(SOURCE DATA begins)

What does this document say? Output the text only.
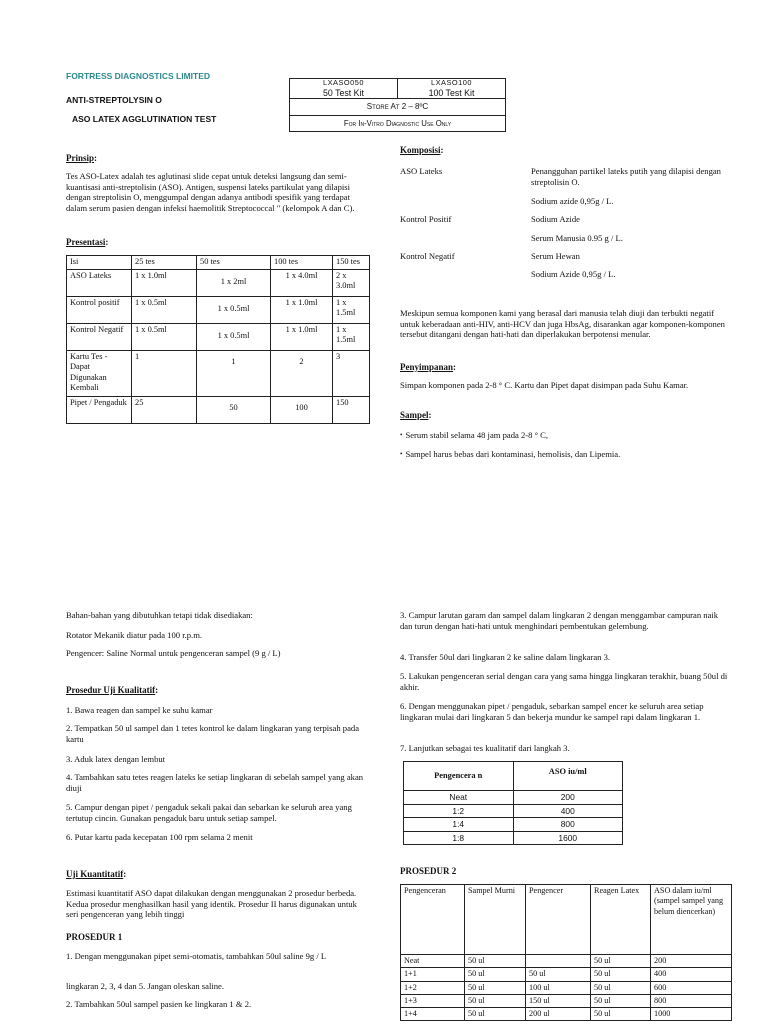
FORTRESS DIAGNOSTICS LIMITED
ANTI-STREPTOLYSIN O
ASO LATEX AGGLUTINATION TEST
LXASO050
50 Test Kit

LXASO100
100 Test Kit

Store At 2 – 8ºC
For In-Vitro Diagnostic Use Only
Prinsip:

Tes ASO-Latex adalah tes aglutinasi slide cepat untuk deteksi langsung dan semi-kuantisasi anti-streptolisin (ASO). Antigen, suspensi lateks partikulat yang dilapisi dengan streptolisin O, menggumpal dengan adanya antibodi spesifik yang terdapat dalam serum pasien dengan infeksi haemolitik Streptococcal " (kelompok A dan C).

Presentasi:
Isi	25 tes	50 tes	100 tes	150 tes
ASO Lateks	1 x 1.0ml	1 x 2ml	1 x 4.0ml	2 x 3.0ml
Kontrol positif	1 x 0.5ml	1 x 0.5ml	1 x 1.0ml	1 x 1.5ml
Kontrol Negatif	1 x 0.5ml	1 x 0.5ml	1 x 1.0ml	1 x 1.5ml
Kartu Tes - Dapat Digunakan Kembali	1	1	2	3
Pipet / Pengaduk	25	50	100	150
Komposisi:
ASO Lateks	Penangguhan partikel lateks putih yang dilapisi dengan streptolisin O.

Sodium azide 0,95g / L.

Kontrol Positif	Sodium Azide

Serum Manusia 0.95 g / L.

Kontrol Negatif	Serum Hewan

Sodium Azide 0,95g / L.

Meskipun semua komponen kami yang berasal dari manusia telah diuji dan terbukti negatif untuk keberadaan anti-HIV, anti-HCV dan juga HbsAg, disarankan agar komponen-komponen tersebut ditangani dengan hati-hati dan diperlakukan berpotensi menular.

Penyimpanan:

Simpan komponen pada 2-8 ° C. Kartu dan Pipet dapat disimpan pada Suhu Kamar.

Sampel:

• Serum stabil selama 48 jam pada 2-8 ° C,

• Sampel harus bebas dari kontaminasi, hemolisis, dan Lipemia.

Bahan-bahan yang dibutuhkan tetapi tidak disediakan:

Rotator Mekanik diatur pada 100 r.p.m.

Pengencer: Saline Normal untuk pengenceran sampel (9 g / L)

Prosedur Uji Kualitatif:

1. Bawa reagen dan sampel ke suhu kamar

2. Tempatkan 50 ul sampel dan 1 tetes kontrol ke dalam lingkaran yang terpisah pada kartu

3. Aduk latex dengan lembut

4. Tambahkan satu tetes reagen lateks ke setiap lingkaran di sebelah sampel yang akan diuji

5. Campur dengan pipet / pengaduk sekali pakai dan sebarkan ke seluruh area yang tertutup cincin. Gunakan pengaduk baru untuk setiap sampel.

6. Putar kartu pada kecepatan 100 rpm selama 2 menit

Uji Kuantitatif:

Estimasi kuantitatif ASO dapat dilakukan dengan menggunakan 2 prosedur berbeda. Kedua prosedur menghasilkan hasil yang identik. Prosedur II harus digunakan untuk seri pengenceran yang lebih tinggi

PROSEDUR 1

1. Dengan menggunakan pipet semi-otomatis, tambahkan 50ul saline 9g / L

lingkaran 2, 3, 4 dan 5. Jangan oleskan saline.

2. Tambahkan 50ul sampel pasien ke lingkaran 1 & 2.

3. Campur larutan garam dan sampel dalam lingkaran 2 dengan menggambar campuran naik dan turun dengan hati-hati untuk menghindari pembentukan gelembung.

4. Transfer 50ul dari lingkaran 2 ke saline dalam lingkaran 3.

5. Lakukan pengenceran serial dengan cara yang sama hingga lingkaran terakhir, buang 50ul di akhir.

6. Dengan menggunakan pipet / pengaduk, sebarkan sampel encer ke seluruh area setiap lingkaran mulai dari lingkaran 5 dan bekerja mundur ke sampel rapi dalam lingkaran 1.

7. Lanjutkan sebagai tes kualitatif dari langkah 3.

Pengencera n	ASO iu/ml
Neat	200
1:2	400
1:4	800
1:8	1600
PROSEDUR 2
Pengenceran	Sampel Murni	Pengencer	Reagen Latex	ASO dalam iu/ml (sampel sampel yang belum diencerkan)
Neat	50 ul		50 ul	200
1+1	50 ul	50 ul	50 ul	400
1+2	50 ul	100 ul	50 ul	600
1+3	50 ul	150 ul	50 ul	800
1+4	50 ul	200 ul	50 ul	1000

(SOURCE DATA ends)

* _YOUR ASSIGNMENT_: Reproduce every line of the material above, but drop the pictures.

* _THE ANSWER_:
What does this document say? Output the text only.
FORTRESS DIAGNOSTICS LIMITED
ANTI-STREPTOLYSIN O
ASO LATEX AGGLUTINATION TEST
LXASO050
50 Test Kit

LXASO100
100 Test Kit

Store At 2 – 8ºC
For In-Vitro Diagnostic Use Only
Prinsip:

Tes ASO-Latex adalah tes aglutinasi slide cepat untuk deteksi langsung dan semi-kuantisasi anti-streptolisin (ASO). Antigen, suspensi lateks partikulat yang dilapisi dengan streptolisin O, menggumpal dengan adanya antibodi spesifik yang terdapat dalam serum pasien dengan infeksi haemolitik Streptococcal " (kelompok A dan C).

Presentasi:
Isi	25 tes	50 tes	100 tes	150 tes
ASO Lateks	1 x 1.0ml	1 x 2ml	1 x 4.0ml	2 x 3.0ml
Kontrol positif	1 x 0.5ml	1 x 0.5ml	1 x 1.0ml	1 x 1.5ml
Kontrol Negatif	1 x 0.5ml	1 x 0.5ml	1 x 1.0ml	1 x 1.5ml
Kartu Tes - Dapat Digunakan Kembali	1	1	2	3
Pipet / Pengaduk	25	50	100	150
Komposisi:
ASO Lateks	Penangguhan partikel lateks putih yang dilapisi dengan streptolisin O.

Sodium azide 0,95g / L.

Kontrol Positif	Sodium Azide

Serum Manusia 0.95 g / L.

Kontrol Negatif	Serum Hewan

Sodium Azide 0,95g / L.

Meskipun semua komponen kami yang berasal dari manusia telah diuji dan terbukti negatif untuk keberadaan anti-HIV, anti-HCV dan juga HbsAg, disarankan agar komponen-komponen tersebut ditangani dengan hati-hati dan diperlakukan berpotensi menular.

Penyimpanan:

Simpan komponen pada 2-8 ° C. Kartu dan Pipet dapat disimpan pada Suhu Kamar.

Sampel:

• Serum stabil selama 48 jam pada 2-8 ° C,

• Sampel harus bebas dari kontaminasi, hemolisis, dan Lipemia.

Bahan-bahan yang dibutuhkan tetapi tidak disediakan:

Rotator Mekanik diatur pada 100 r.p.m.

Pengencer: Saline Normal untuk pengenceran sampel (9 g / L)

Prosedur Uji Kualitatif:

1. Bawa reagen dan sampel ke suhu kamar

2. Tempatkan 50 ul sampel dan 1 tetes kontrol ke dalam lingkaran yang terpisah pada kartu

3. Aduk latex dengan lembut

4. Tambahkan satu tetes reagen lateks ke setiap lingkaran di sebelah sampel yang akan diuji

5. Campur dengan pipet / pengaduk sekali pakai dan sebarkan ke seluruh area yang tertutup cincin. Gunakan pengaduk baru untuk setiap sampel.

6. Putar kartu pada kecepatan 100 rpm selama 2 menit

Uji Kuantitatif:

Estimasi kuantitatif ASO dapat dilakukan dengan menggunakan 2 prosedur berbeda. Kedua prosedur menghasilkan hasil yang identik. Prosedur II harus digunakan untuk seri pengenceran yang lebih tinggi

PROSEDUR 1

1. Dengan menggunakan pipet semi-otomatis, tambahkan 50ul saline 9g / L

lingkaran 2, 3, 4 dan 5. Jangan oleskan saline.

2. Tambahkan 50ul sampel pasien ke lingkaran 1 & 2.

3. Campur larutan garam dan sampel dalam lingkaran 2 dengan menggambar campuran naik dan turun dengan hati-hati untuk menghindari pembentukan gelembung.

4. Transfer 50ul dari lingkaran 2 ke saline dalam lingkaran 3.

5. Lakukan pengenceran serial dengan cara yang sama hingga lingkaran terakhir, buang 50ul di akhir.

6. Dengan menggunakan pipet / pengaduk, sebarkan sampel encer ke seluruh area setiap lingkaran mulai dari lingkaran 5 dan bekerja mundur ke sampel rapi dalam lingkaran 1.

7. Lanjutkan sebagai tes kualitatif dari langkah 3.

Pengencera n	ASO iu/ml
Neat	200
1:2	400
1:4	800
1:8	1600
PROSEDUR 2
Pengenceran	Sampel Murni	Pengencer	Reagen Latex	ASO dalam iu/ml (sampel sampel yang belum diencerkan)
Neat	50 ul		50 ul	200
1+1	50 ul	50 ul	50 ul	400
1+2	50 ul	100 ul	50 ul	600
1+3	50 ul	150 ul	50 ul	800
1+4	50 ul	200 ul	50 ul	1000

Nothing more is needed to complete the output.